_Your instructions_.
Copy out all the entries word for word.

* start Extracted data *

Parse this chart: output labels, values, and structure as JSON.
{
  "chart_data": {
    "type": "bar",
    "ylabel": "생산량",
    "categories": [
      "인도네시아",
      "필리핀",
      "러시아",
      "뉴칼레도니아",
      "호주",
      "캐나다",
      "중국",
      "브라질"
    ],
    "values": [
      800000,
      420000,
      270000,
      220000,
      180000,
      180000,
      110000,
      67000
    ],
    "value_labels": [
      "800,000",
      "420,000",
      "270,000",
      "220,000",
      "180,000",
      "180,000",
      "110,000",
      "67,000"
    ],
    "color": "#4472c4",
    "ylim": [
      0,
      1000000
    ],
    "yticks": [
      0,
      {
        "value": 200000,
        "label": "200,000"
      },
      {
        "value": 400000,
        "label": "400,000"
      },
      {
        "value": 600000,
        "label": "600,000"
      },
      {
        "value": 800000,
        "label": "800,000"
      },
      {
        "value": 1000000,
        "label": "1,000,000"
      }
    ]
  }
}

* end Extracted data *

_The response_.
Parse this chart: output labels, values, and structure as JSON.
{
  "chart_data": {
    "type": "bar",
    "ylabel": "생산량",
    "categories": [
      "인도네시아",
      "필리핀",
      "러시아",
      "뉴칼레도니아",
      "호주",
      "캐나다",
      "중국",
      "브라질"
    ],
    "values": [
      800000,
      420000,
      270000,
      220000,
      180000,
      180000,
      110000,
      67000
    ],
    "value_labels": [
      "800,000",
      "420,000",
      "270,000",
      "220,000",
      "180,000",
      "180,000",
      "110,000",
      "67,000"
    ],
    "color": "#4472c4",
    "ylim": [
      0,
      1000000
    ],
    "yticks": [
      0,
      {
        "value": 200000,
        "label": "200,000"
      },
      {
        "value": 400000,
        "label": "400,000"
      },
      {
        "value": 600000,
        "label": "600,000"
      },
      {
        "value": 800000,
        "label": "800,000"
      },
      {
        "value": 1000000,
        "label": "1,000,000"
      }
    ]
  }
}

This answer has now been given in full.